Ebersbach und Neugersdorf sind seit 2011 unzertrennlich. Damals fusionierten die beiden zuvor eigenständigen Orte, die nun zusammen die Spreequellstadt bilden. Auf ihrem Territorium liegen gleich zwei der drei Quellen des Flusses, der die Oberlausitz mit Berlin verbindet.

Durch die Stadt mit dem Doppelnamen führt Deutschlands östlichste Fachwerkstraße: die Oberlausitzer Umgebindehausstraße. In Neugersdorf und Ebersbach stehen allein rund 700 Zeugnisse der Volksbauweise, viele davon liebevoll saniert. Ein besonderes Schmuckstück ist die Alte Mangel. 1782 als Faktorenhaus erbaut, dient das prächtige Gebäude heute als Kultur- und Bildungsstätte.

Datensätze:
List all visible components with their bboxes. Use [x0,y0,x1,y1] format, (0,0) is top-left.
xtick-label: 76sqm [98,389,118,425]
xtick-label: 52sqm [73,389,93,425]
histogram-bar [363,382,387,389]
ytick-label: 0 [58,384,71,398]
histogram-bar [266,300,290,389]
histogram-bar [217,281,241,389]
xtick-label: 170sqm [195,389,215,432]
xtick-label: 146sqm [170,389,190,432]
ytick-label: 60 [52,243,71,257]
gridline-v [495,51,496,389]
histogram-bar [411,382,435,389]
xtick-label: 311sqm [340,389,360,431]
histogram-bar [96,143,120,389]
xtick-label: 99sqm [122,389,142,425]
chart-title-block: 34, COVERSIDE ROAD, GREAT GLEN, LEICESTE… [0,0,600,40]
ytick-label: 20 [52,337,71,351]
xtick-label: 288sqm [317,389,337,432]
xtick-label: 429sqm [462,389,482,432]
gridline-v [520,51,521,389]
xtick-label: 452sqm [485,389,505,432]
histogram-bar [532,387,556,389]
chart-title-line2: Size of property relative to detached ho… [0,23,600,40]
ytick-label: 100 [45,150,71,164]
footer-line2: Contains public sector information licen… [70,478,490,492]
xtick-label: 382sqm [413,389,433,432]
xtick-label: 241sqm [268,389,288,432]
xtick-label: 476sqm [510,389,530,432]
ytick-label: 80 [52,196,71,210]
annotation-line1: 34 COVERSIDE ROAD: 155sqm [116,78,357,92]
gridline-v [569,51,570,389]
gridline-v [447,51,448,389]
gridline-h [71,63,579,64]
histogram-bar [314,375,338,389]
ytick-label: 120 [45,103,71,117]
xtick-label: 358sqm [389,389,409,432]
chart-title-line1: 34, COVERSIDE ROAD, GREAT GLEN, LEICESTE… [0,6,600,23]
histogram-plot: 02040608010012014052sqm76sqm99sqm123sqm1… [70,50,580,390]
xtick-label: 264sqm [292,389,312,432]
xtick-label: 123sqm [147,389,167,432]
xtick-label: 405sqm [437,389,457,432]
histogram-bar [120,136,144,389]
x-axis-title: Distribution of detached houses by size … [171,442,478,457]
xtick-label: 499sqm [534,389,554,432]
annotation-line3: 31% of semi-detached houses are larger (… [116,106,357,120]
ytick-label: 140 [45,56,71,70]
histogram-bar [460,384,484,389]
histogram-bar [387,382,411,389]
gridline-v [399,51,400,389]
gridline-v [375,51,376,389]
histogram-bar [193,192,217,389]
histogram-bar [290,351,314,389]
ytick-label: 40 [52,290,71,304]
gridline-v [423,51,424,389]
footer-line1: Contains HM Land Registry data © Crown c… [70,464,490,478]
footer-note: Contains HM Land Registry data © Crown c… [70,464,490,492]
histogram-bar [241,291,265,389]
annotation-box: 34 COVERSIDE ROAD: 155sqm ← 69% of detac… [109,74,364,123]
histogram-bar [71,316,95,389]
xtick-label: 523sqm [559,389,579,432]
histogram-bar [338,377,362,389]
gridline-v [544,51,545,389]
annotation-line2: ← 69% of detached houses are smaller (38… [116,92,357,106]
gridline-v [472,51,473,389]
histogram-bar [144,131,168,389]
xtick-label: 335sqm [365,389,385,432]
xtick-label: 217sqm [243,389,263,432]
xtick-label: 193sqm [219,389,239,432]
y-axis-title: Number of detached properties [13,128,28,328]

Ihre Aufgaben:
(1) Geben Sie aus dem Text über die Spreequellstadt den Teil von „Durch die Stadt“ bis einschließlich „Kultur- und Bildungsstätte.“ wortgetreu aus.
(2) Prüfen Sie, ob die folgenden Aussagen mit dem Text über die Spreequellstadt übereinstimmen, und antworten Sie jeweils mit Ja oder Nein samt den entscheidenden Worten des Textes als wörtlichem Zitat.
(a) Ebersbach und Neugersdorf haben sich 2011 zusammengeschlossen.
(b) Alle drei Quellen des Flusses liegen auf dem Gebiet der Stadt.
(c) Die Alte Mangel wurde 1782 als Faktorenhaus erbaut.
(3) Nehmen Sie den Text über die Spreequellstadt nach seinem letzten Satz wieder auf und führen Sie ihn weiter.
Die Datensätze stammen aus einer anderen Quelle als der Text über die Spreequellstadt.

Ihre Antworten:
(1)
Durch die Stadt mit dem Doppelnamen führt Deutschlands östlichste Fachwerkstraße: die Oberlausitzer Umgebindehausstraße. In Neugersdorf und Ebersbach stehen allein rund 700 Zeugnisse der Volksbauweise, viele davon liebevoll saniert. Ein besonderes Schmuckstück ist die Alte Mangel. 1782 als Faktorenhaus erbaut, dient das prächtige Gebäude heute als Kultur- und Bildungsstätte.

(2)
(a) Ja: „Ebersbach und Neugersdorf sind seit 2011 unzertrennlich. Damals fusionierten die beiden zuvor eigenständigen Orte“
(b) Nein: „Auf ihrem Territorium liegen gleich zwei der drei Quellen des Flusses“
(c) Ja: „1782 als Faktorenhaus erbaut“

(3)
Preisgekrönt wurde die Kaffeerösterei mit Museumshof in Ebersbach, die 2020 die Auszeichnung als „Leuchtturm der Tourismuswirtschaft“ erhielt. In Neugersdorf hat auch die Stiftung Umgebindehaus ihren Sitz, natürlich passend in einem schönen Umgebindehaus. Ein Textilfabrikant ließ es für sich im 18. Jahrhundert erbauen. Da, wo früher Produktionsgebäude standen, ist inzwischen Platz für Veranstaltungen, etwa für das alljährliche Honigfest. Schließlich dürfen sich Bienen in der Stadt nach Herzenslust tummeln. Eine Industriebrache verwandelte sich dazu in eine Blumenwiese. Auch Schmetterlinge und andere Insekten finden auf der Bienenweide reichlich Nahrung.

An der höchstgelegenen Stelle der Stadt entstand 1904 der Bismarckturm, benannt nach dem ersten deutschen Reichskanzler Otto Fürst von Bismarck. Das Bauwerk steht in Neugersdorf unmittelbar an der deutsch-tschechischen Grenze und ermöglicht einen herrlichen Blick ins Land.